Given task
Output the data that follows exactly, line for line.

---

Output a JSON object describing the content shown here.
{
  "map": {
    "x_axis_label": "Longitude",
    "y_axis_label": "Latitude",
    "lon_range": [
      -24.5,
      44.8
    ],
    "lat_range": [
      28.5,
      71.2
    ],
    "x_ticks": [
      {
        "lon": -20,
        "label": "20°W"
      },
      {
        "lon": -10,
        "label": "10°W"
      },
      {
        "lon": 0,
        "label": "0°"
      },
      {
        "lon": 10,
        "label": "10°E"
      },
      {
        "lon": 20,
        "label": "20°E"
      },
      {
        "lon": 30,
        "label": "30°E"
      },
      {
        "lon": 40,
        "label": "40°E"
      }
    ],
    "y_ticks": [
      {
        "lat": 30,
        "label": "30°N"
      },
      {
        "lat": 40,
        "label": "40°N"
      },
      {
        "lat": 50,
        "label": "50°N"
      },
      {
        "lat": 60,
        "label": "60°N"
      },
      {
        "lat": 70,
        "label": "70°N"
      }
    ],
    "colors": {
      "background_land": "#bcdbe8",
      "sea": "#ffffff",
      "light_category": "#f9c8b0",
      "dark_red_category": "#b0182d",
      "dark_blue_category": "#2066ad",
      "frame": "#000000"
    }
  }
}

---

Answer to this problem
Output a JSON object describing the content shown here.
{
  "map": {
    "x_axis_label": "Longitude",
    "y_axis_label": "Latitude",
    "lon_range": [
      -24.5,
      44.8
    ],
    "lat_range": [
      28.5,
      71.2
    ],
    "x_ticks": [
      {
        "lon": -20,
        "label": "20°W"
      },
      {
        "lon": -10,
        "label": "10°W"
      },
      {
        "lon": 0,
        "label": "0°"
      },
      {
        "lon": 10,
        "label": "10°E"
      },
      {
        "lon": 20,
        "label": "20°E"
      },
      {
        "lon": 30,
        "label": "30°E"
      },
      {
        "lon": 40,
        "label": "40°E"
      }
    ],
    "y_ticks": [
      {
        "lat": 30,
        "label": "30°N"
      },
      {
        "lat": 40,
        "label": "40°N"
      },
      {
        "lat": 50,
        "label": "50°N"
      },
      {
        "lat": 60,
        "label": "60°N"
      },
      {
        "lat": 70,
        "label": "70°N"
      }
    ],
    "colors": {
      "background_land": "#bcdbe8",
      "sea": "#ffffff",
      "light_category": "#f9c8b0",
      "dark_red_category": "#b0182d",
      "dark_blue_category": "#2066ad",
      "frame": "#000000"
    }
  }
}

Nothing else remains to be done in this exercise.